▸ Requirements:
[1] For each statement (a), (b) and (c), say yes or no according to the personal essay, and quote the words of the essay that decide it. (a) The writer named an R&D company QUAD in honor of the school group. (b) The school sports-jocks took over the group's turf. (c) The writer ended school on a low note.
[2] According to the personal essay, what had the writer been involved in for quite a few years by that time?
[3] Continue the personal essay about the school group and not wanting a smart-phone, starting after its last sentence.

▸ Extract:
_ _ _ _
The main difference about this group was that several members of the group including myself were physically capable. By that time, I had been involved in my own personal program of strength training for quite a few years. Our ‘turf’ was challenged by the school sports-jocks from time-to-time but we showed them the exit and sent them on their way. It was a real-life Revenge of the Nerds. It was a golden time for me. The worm had turned. I ended my school career on a very up-beat note because of these fine gentlemen. You know who you are lads. You made my life better. I will never forget those times. I will never forget the adventures and the camaraderie. It was in honour of this time, these gentlemen, this place that I named my R&D Company QUAD.
So what does all of this have to do with me not wanting a smart-phone?
Well, let me explain it thus: I have met people who, like me, fell in love with Tolkien’s writing long before high fantasy became mainstream entertainment for the masses. Some of these people just have no time for the modern mainstream high fantasy because they see it as an invasion of a place that was theirs before Hollywood tried to make a buck off it.
_ _ _ _
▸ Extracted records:

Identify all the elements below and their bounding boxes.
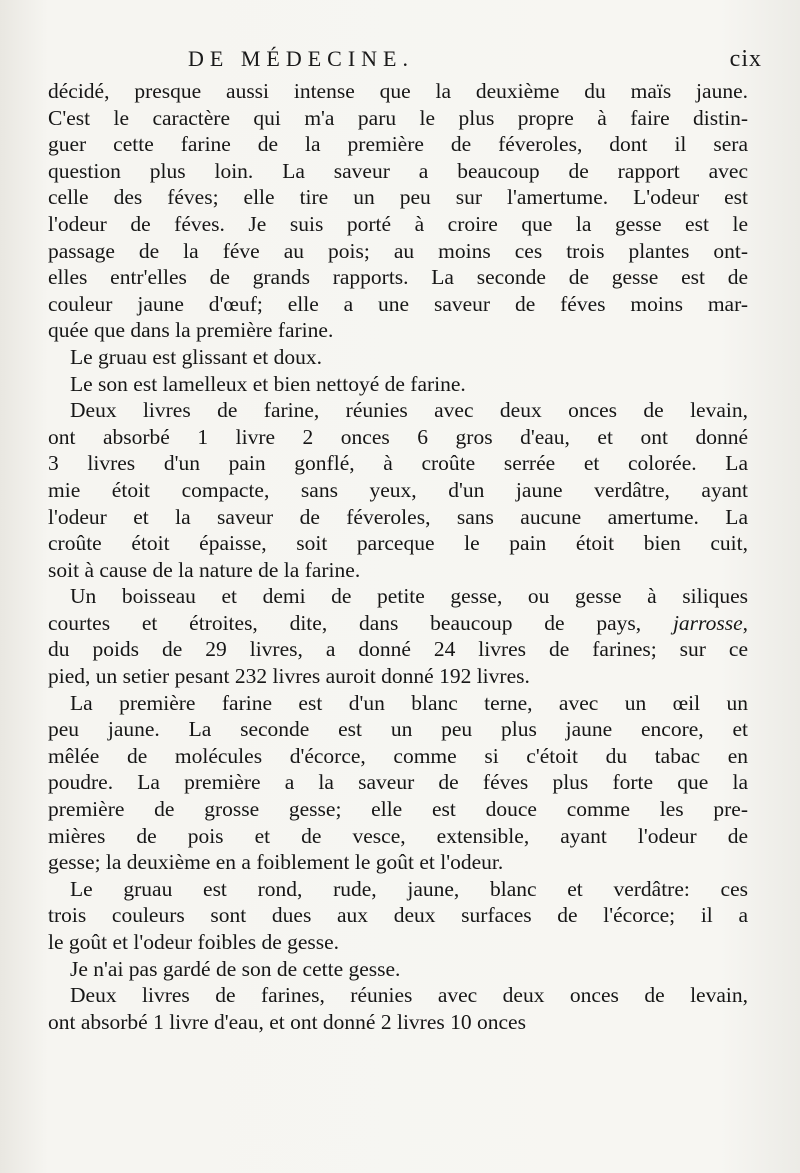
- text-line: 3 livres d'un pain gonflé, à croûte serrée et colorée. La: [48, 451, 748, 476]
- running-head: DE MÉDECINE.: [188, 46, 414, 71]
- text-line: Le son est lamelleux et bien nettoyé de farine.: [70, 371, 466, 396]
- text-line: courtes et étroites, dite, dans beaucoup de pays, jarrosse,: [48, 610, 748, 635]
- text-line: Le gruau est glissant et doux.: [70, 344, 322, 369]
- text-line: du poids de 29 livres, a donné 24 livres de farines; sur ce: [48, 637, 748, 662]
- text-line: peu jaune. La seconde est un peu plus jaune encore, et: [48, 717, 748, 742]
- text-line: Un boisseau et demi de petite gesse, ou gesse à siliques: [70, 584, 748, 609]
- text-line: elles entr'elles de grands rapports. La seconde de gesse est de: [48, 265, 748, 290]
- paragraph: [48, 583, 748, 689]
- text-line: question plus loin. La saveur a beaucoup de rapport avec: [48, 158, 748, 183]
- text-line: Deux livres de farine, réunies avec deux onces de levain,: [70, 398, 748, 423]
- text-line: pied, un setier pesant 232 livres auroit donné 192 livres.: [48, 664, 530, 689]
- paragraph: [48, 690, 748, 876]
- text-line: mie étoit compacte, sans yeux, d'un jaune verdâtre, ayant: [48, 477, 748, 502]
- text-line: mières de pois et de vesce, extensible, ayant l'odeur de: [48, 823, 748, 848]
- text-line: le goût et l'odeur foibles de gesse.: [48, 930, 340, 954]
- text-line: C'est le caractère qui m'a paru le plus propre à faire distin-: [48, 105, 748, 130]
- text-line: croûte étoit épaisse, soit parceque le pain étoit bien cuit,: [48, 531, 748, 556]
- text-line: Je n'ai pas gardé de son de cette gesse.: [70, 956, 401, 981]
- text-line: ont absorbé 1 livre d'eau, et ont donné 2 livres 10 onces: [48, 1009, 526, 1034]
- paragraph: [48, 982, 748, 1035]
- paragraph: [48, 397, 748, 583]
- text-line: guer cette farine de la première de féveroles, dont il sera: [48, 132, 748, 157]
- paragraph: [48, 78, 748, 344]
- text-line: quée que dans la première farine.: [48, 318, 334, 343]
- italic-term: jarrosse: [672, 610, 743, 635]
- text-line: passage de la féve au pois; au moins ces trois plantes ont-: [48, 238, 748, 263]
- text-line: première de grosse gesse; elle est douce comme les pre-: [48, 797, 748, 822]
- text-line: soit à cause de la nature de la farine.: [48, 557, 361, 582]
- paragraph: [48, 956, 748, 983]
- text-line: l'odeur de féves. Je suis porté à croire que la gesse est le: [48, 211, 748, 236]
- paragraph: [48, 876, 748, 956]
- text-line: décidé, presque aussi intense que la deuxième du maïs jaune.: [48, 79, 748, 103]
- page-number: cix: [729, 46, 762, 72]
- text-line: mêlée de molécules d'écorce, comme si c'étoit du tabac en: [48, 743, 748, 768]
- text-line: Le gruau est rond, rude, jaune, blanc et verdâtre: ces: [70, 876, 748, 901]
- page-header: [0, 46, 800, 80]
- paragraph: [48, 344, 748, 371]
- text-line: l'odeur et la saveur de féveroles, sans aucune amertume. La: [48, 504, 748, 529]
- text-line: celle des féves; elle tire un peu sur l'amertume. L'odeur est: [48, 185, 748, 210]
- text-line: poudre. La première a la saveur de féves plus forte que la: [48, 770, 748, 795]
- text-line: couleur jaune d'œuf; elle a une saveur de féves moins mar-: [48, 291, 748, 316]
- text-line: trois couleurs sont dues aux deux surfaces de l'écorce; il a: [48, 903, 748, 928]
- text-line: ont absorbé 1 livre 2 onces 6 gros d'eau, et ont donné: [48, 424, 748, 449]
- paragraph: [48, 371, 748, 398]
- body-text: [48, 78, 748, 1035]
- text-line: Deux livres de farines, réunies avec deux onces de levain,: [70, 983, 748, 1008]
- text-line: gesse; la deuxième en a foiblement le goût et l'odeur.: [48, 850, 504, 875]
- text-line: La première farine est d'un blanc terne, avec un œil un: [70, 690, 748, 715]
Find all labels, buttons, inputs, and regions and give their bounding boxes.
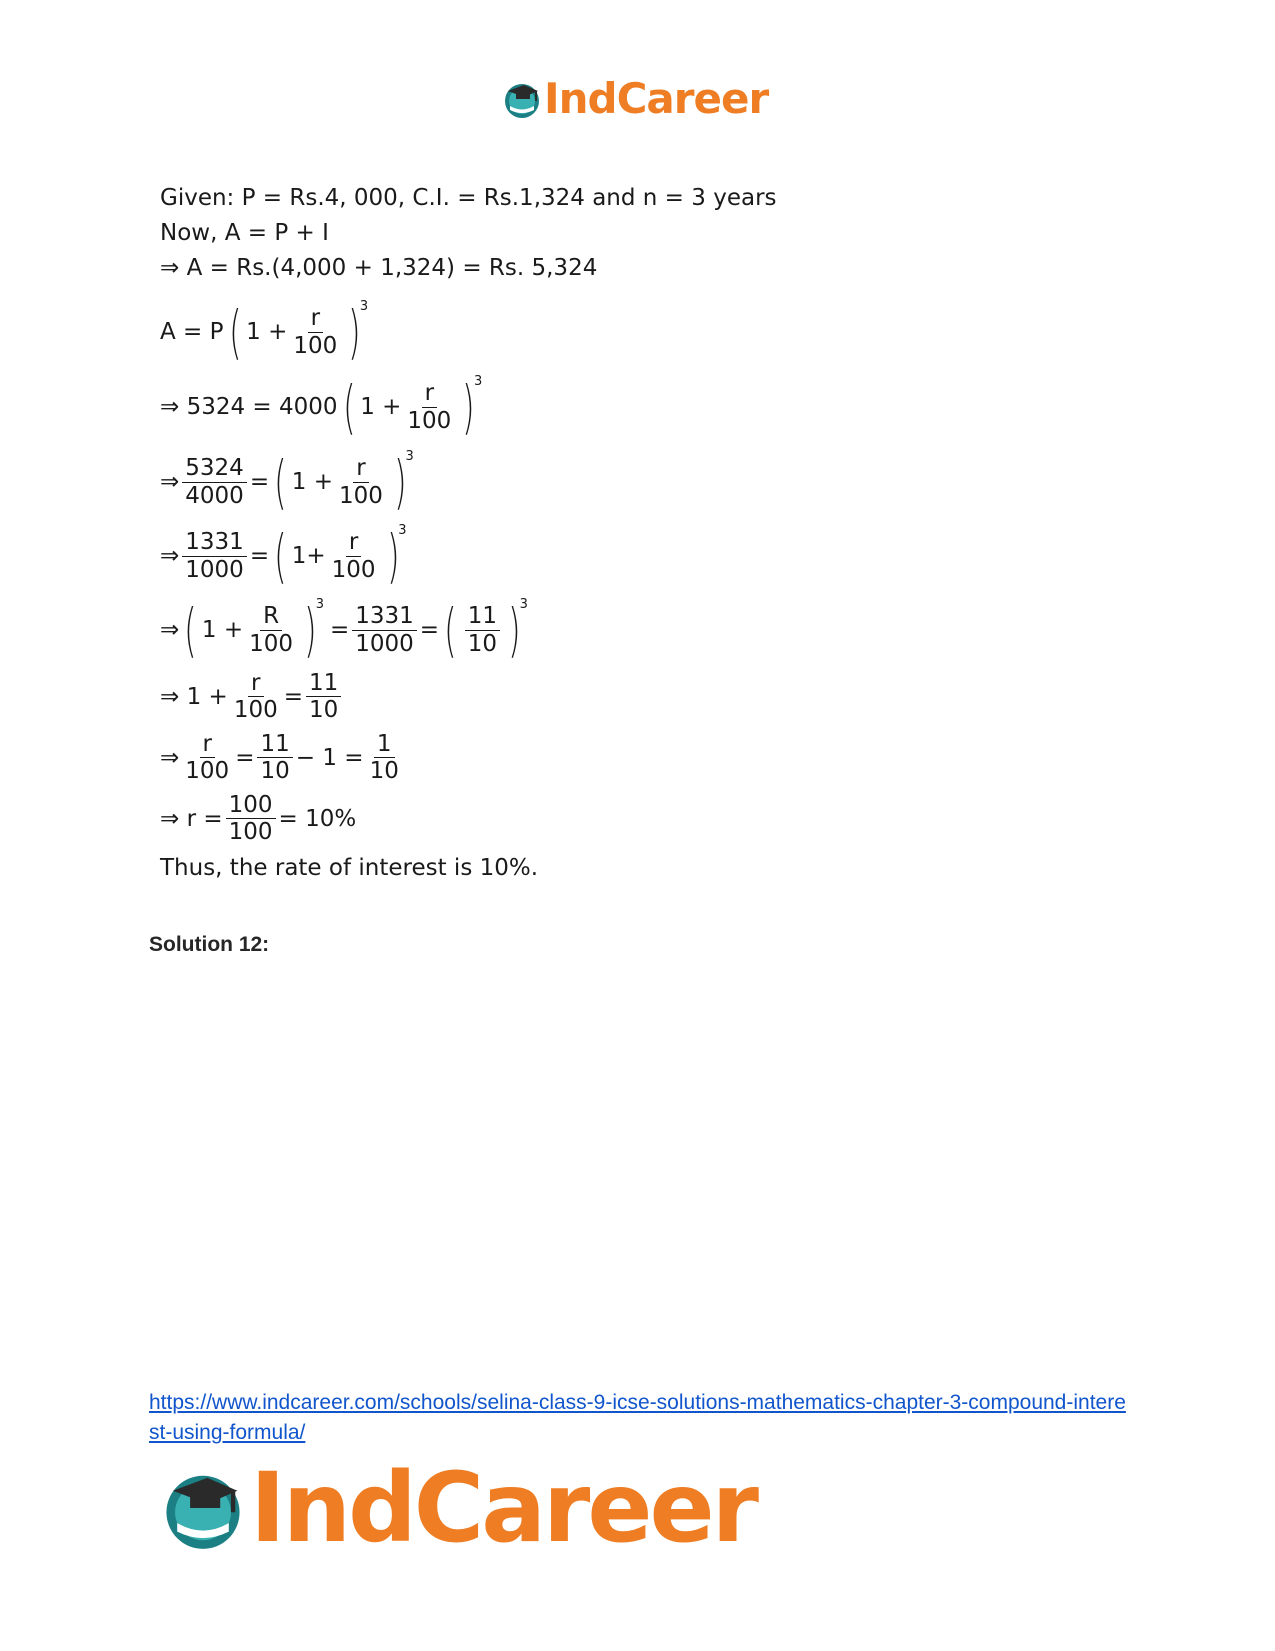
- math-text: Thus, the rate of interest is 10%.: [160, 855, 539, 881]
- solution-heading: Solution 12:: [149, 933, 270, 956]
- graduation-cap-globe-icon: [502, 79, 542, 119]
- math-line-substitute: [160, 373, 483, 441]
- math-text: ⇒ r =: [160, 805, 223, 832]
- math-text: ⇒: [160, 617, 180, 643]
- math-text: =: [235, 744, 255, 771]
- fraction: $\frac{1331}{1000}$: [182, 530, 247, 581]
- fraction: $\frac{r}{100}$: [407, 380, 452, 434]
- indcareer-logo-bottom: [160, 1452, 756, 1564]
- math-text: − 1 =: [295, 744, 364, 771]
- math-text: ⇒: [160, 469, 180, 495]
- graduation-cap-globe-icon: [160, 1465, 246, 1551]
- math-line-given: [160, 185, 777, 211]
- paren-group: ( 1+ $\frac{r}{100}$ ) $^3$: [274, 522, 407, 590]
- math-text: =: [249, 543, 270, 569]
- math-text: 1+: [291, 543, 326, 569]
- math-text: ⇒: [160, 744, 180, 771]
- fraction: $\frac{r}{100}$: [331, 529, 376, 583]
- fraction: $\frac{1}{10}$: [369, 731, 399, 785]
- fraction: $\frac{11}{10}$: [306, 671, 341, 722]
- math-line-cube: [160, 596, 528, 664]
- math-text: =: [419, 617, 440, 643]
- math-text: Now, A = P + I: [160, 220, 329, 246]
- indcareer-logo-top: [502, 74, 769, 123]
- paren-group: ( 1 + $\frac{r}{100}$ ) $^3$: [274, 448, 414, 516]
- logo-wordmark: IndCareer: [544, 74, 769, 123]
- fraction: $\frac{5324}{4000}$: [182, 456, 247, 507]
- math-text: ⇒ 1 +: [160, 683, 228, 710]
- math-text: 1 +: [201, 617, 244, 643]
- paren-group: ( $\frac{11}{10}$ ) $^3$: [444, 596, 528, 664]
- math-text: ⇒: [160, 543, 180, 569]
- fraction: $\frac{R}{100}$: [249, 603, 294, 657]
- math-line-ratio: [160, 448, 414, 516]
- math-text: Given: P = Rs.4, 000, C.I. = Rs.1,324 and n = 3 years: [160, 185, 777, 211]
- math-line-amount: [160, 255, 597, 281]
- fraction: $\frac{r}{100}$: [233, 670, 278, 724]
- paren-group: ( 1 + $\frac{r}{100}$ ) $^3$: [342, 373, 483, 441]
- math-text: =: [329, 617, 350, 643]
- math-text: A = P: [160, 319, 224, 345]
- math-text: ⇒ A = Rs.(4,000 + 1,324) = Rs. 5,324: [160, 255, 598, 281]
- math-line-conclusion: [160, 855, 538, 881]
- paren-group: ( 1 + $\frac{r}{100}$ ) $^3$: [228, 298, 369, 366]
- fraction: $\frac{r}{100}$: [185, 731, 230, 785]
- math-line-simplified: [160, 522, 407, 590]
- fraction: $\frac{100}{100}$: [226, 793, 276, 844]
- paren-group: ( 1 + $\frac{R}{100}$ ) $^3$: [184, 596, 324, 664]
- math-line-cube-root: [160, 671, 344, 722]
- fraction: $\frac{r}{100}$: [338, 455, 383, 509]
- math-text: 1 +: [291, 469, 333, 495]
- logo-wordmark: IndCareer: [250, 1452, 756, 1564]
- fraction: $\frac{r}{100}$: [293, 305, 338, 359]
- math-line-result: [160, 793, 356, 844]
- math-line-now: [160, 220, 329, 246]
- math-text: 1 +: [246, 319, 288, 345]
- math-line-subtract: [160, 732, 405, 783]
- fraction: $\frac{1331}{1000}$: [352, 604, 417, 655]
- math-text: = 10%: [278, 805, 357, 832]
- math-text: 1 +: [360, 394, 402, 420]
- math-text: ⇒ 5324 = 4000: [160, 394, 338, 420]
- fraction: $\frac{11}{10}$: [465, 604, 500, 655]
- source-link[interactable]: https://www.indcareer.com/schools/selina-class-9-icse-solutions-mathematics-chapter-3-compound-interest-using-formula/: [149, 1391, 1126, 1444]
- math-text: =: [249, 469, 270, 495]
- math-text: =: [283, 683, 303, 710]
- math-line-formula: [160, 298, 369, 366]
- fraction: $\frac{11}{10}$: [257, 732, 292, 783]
_ _ _ _
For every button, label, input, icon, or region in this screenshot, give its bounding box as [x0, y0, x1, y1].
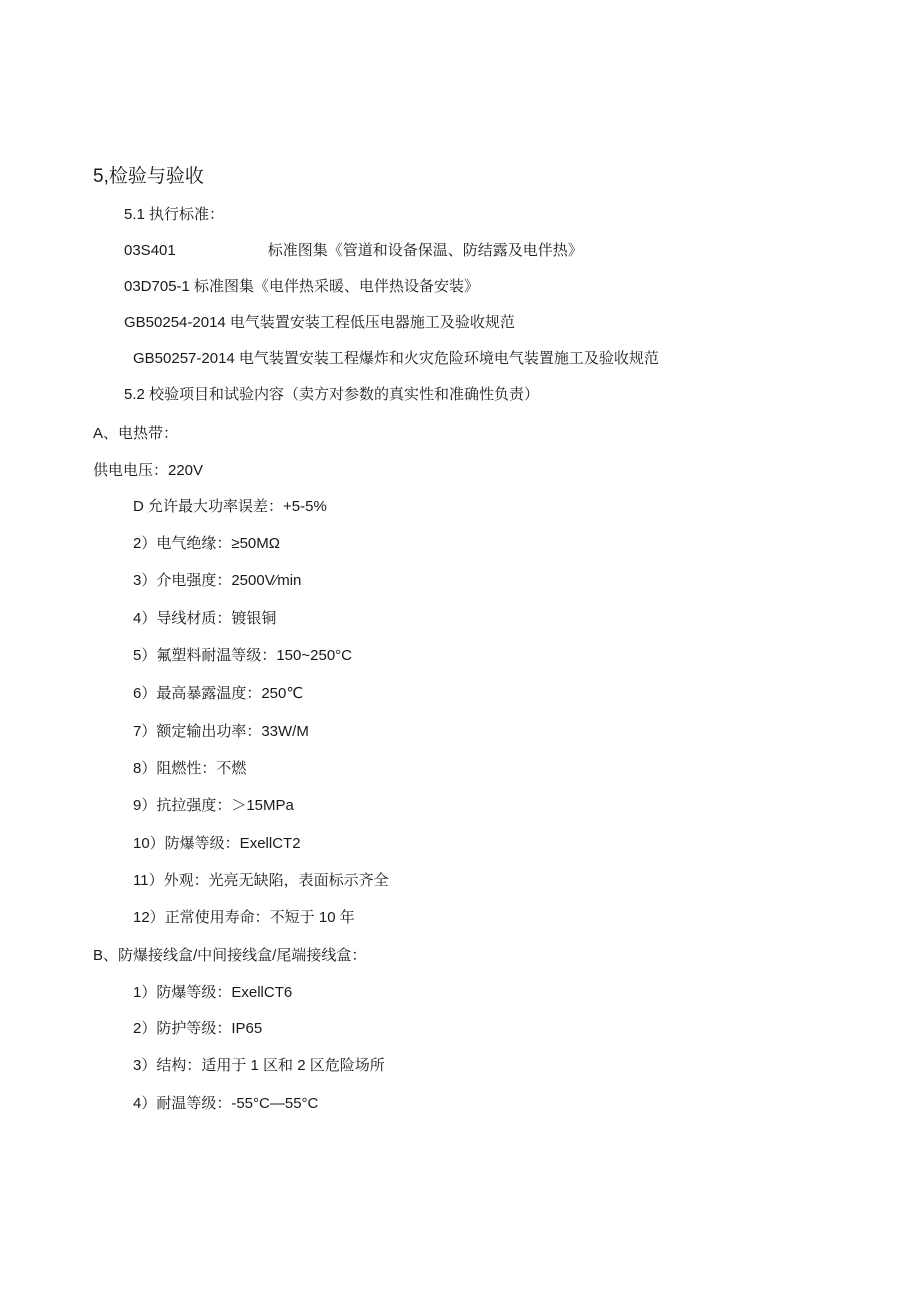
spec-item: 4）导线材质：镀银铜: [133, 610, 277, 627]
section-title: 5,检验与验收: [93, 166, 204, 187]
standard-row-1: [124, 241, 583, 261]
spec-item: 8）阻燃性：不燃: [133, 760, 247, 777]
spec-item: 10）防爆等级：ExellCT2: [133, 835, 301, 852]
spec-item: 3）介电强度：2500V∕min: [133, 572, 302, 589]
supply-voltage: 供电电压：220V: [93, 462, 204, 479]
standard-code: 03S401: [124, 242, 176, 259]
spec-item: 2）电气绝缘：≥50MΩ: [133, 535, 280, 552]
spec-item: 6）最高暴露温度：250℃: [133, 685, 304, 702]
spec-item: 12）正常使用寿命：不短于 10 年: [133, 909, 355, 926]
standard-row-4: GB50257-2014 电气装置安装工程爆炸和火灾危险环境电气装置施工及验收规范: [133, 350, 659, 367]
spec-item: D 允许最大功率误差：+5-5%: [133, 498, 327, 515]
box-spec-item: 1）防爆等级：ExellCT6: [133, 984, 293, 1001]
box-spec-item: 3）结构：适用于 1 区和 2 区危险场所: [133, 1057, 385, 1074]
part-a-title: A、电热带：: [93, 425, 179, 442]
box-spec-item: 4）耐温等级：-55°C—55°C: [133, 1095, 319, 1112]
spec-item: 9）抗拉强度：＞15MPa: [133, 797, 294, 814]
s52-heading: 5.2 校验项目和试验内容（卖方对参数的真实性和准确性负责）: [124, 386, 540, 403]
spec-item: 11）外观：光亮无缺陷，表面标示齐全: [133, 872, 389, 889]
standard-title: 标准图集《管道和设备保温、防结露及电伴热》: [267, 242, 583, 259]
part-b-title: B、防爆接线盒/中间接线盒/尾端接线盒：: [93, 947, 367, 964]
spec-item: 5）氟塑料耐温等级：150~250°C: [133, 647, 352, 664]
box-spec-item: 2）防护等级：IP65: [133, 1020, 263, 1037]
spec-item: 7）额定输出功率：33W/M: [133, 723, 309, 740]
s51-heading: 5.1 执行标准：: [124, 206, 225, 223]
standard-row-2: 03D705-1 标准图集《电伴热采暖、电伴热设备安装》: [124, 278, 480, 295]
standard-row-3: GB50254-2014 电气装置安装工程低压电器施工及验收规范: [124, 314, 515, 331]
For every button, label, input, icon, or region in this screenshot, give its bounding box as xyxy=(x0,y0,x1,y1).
_ _ _ _
▸ Results in order:
[1]
(a) Yes: "It was in honour of this time, these gentlemen, this place that I named my R&D Company QUAD."
(b) No: "we showed them the exit and sent them on their way."
(c) No: "I ended my school career on a very up-beat note because of these fine gentlemen."

[2] A personal program of strength training.

[3]
I was writing emails, searching the internet, inventing emojis and working on computers and micro-processors long before big companies like Microsoft and Apple sold us out to John Q. Public. They sold out the geeks and the nerds and now everyone and their dog has a smart-phone or tablet computing device. The middle of the bell-curve invaded a place that was ours. It was a place that we had to fight for. To some of us, it was our refuge in the midst of terrible struggle for identity and social acceptance. In protest, I do not own an off-the-shelf smart-phone and probably never will. I have instead made my own cobbled-together portable computing devices from time-to-time out of various microprocessors and mini-computers.
Have any of you had similar experiences at school? Do any of you feel the same about modern mainstream computing devices or mainstream fantasy entertainment? Leave a comment below. I’d be interested to hear from you.
And if you, like me, have been made to feel outcast from society, I want you to know that you are not alone. It was through commonality that we, the outcasts, stood up for ourselves in the Library Quad of Wynberg Boys High School and saw the dawn of a golden age because of it.